● **Do this**:
Transcribe the entries that follow exactly as they appear, minus pictures.

Saved data entries:
————————

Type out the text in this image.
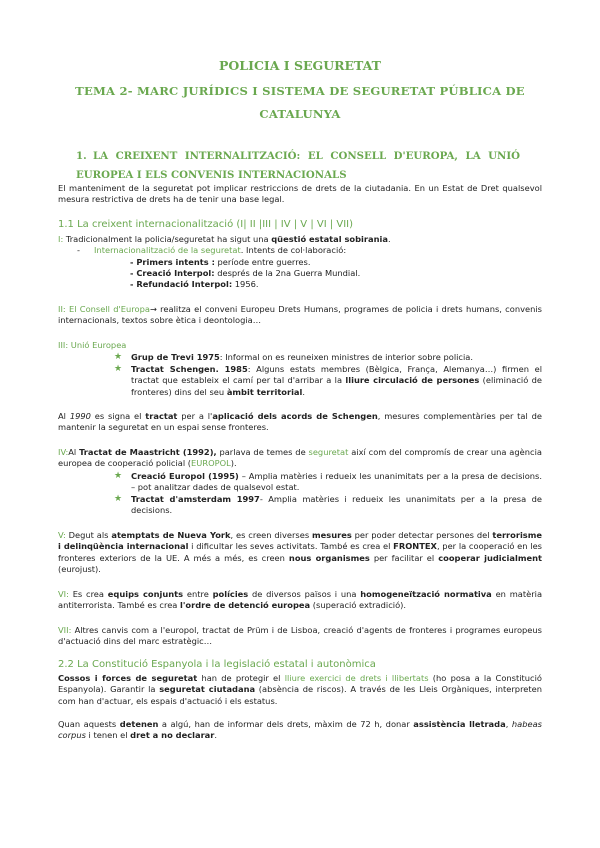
POLICIA I SEGURETAT
TEMA 2- MARC JURÍDICS I SISTEMA DE SEGURETAT PÚBLICA DE CATALUNYA
1. LA CREIXENT INTERNALITZACIÓ: EL CONSELL D'EUROPA, LA UNIÓ EUROPEA I ELS CONVENIS INTERNACIONALS
El manteniment de la seguretat pot implicar restriccions de drets de la ciutadania. En un Estat de Dret qualsevol mesura restrictiva de drets ha de tenir una base legal.
1.1 La creixent internacionalització (I| II |III | IV | V | VI | VII)
I: Tradicionalment la policia/seguretat ha sigut una qüestió estatal sobirania.
- Internacionalització de la seguretat. Intents de col·laboració:
- Primers intents : període entre guerres.
- Creació Interpol: després de la 2na Guerra Mundial.
- Refundació Interpol: 1956.
II: El Consell d'Europa→ realitza el conveni Europeu Drets Humans, programes de policia i drets humans, convenis internacionals, textos sobre ètica i deontologia…
III: Unió Europea
★ Grup de Trevi 1975: Informal on es reuneixen ministres de interior sobre policia.
★ Tractat Schengen. 1985: Alguns estats membres (Bèlgica, França, Alemanya…) firmen el tractat que estableix el camí per tal d'arribar a la lliure circulació de persones (eliminació de fronteres) dins del seu àmbit territorial.
Al 1990 es signa el tractat per a l'aplicació dels acords de Schengen, mesures complementàries per tal de mantenir la seguretat en un espai sense fronteres.
IV:Al Tractat de Maastricht (1992), parlava de temes de seguretat així com del compromís de crear una agència europea de cooperació policial (EUROPOL).
★ Creació Europol (1995) – Amplia matèries i redueix les unanimitats per a la presa de decisions. – pot analitzar dades de qualsevol estat.
★ Tractat d'amsterdam 1997- Amplia matèries i redueix les unanimitats per a la presa de decisions.
V: Degut als atemptats de Nueva York, es creen diverses mesures per poder detectar persones del terrorisme i delinqüència internacional i dificultar les seves activitats. També es crea el FRONTEX, per la cooperació en les fronteres exteriors de la UE. A més a més, es creen nous organismes per facilitar el cooperar judicialment (eurojust).
VI: Es crea equips conjunts entre polícies de diversos països i una homogeneïtzació normativa en matèria antiterrorista. També es crea l'ordre de detenció europea (superació extradició).
VII: Altres canvis com a l'europol, tractat de Prüm i de Lisboa, creació d'agents de fronteres i programes europeus d'actuació dins del marc estratègic…
2.2 La Constitució Espanyola i la legislació estatal i autonòmica
Cossos i forces de seguretat han de protegir el lliure exercici de drets i llibertats (ho posa a la Constitució Espanyola). Garantir la seguretat ciutadana (absència de riscos). A través de les Lleis Orgàniques, interpreten com han d'actuar, els espais d'actuació i els estatus.
Quan aquests detenen a algú, han de informar dels drets, màxim de 72 h, donar assistència lletrada, habeas corpus i tenen el dret a no declarar.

————————

● **Exercise output**:
Type out the text in this image.
POLICIA I SEGURETAT
TEMA 2- MARC JURÍDICS I SISTEMA DE SEGURETAT PÚBLICA DE CATALUNYA
1. LA CREIXENT INTERNALITZACIÓ: EL CONSELL D'EUROPA, LA UNIÓ EUROPEA I ELS CONVENIS INTERNACIONALS
El manteniment de la seguretat pot implicar restriccions de drets de la ciutadania. En un Estat de Dret qualsevol mesura restrictiva de drets ha de tenir una base legal.
1.1 La creixent internacionalització (I| II |III | IV | V | VI | VII)
I: Tradicionalment la policia/seguretat ha sigut una qüestió estatal sobirania.
- Internacionalització de la seguretat. Intents de col·laboració:
- Primers intents : període entre guerres.
- Creació Interpol: després de la 2na Guerra Mundial.
- Refundació Interpol: 1956.
II: El Consell d'Europa→ realitza el conveni Europeu Drets Humans, programes de policia i drets humans, convenis internacionals, textos sobre ètica i deontologia…
III: Unió Europea
★ Grup de Trevi 1975: Informal on es reuneixen ministres de interior sobre policia.
★ Tractat Schengen. 1985: Alguns estats membres (Bèlgica, França, Alemanya…) firmen el tractat que estableix el camí per tal d'arribar a la lliure circulació de persones (eliminació de fronteres) dins del seu àmbit territorial.
Al 1990 es signa el tractat per a l'aplicació dels acords de Schengen, mesures complementàries per tal de mantenir la seguretat en un espai sense fronteres.
IV:Al Tractat de Maastricht (1992), parlava de temes de seguretat així com del compromís de crear una agència europea de cooperació policial (EUROPOL).
★ Creació Europol (1995) – Amplia matèries i redueix les unanimitats per a la presa de decisions. – pot analitzar dades de qualsevol estat.
★ Tractat d'amsterdam 1997- Amplia matèries i redueix les unanimitats per a la presa de decisions.
V: Degut als atemptats de Nueva York, es creen diverses mesures per poder detectar persones del terrorisme i delinqüència internacional i dificultar les seves activitats. També es crea el FRONTEX, per la cooperació en les fronteres exteriors de la UE. A més a més, es creen nous organismes per facilitar el cooperar judicialment (eurojust).
VI: Es crea equips conjunts entre polícies de diversos països i una homogeneïtzació normativa en matèria antiterrorista. També es crea l'ordre de detenció europea (superació extradició).
VII: Altres canvis com a l'europol, tractat de Prüm i de Lisboa, creació d'agents de fronteres i programes europeus d'actuació dins del marc estratègic…
2.2 La Constitució Espanyola i la legislació estatal i autonòmica
Cossos i forces de seguretat han de protegir el lliure exercici de drets i llibertats (ho posa a la Constitució Espanyola). Garantir la seguretat ciutadana (absència de riscos). A través de les Lleis Orgàniques, interpreten com han d'actuar, els espais d'actuació i els estatus.
Quan aquests detenen a algú, han de informar dels drets, màxim de 72 h, donar assistència lletrada, habeas corpus i tenen el dret a no declarar.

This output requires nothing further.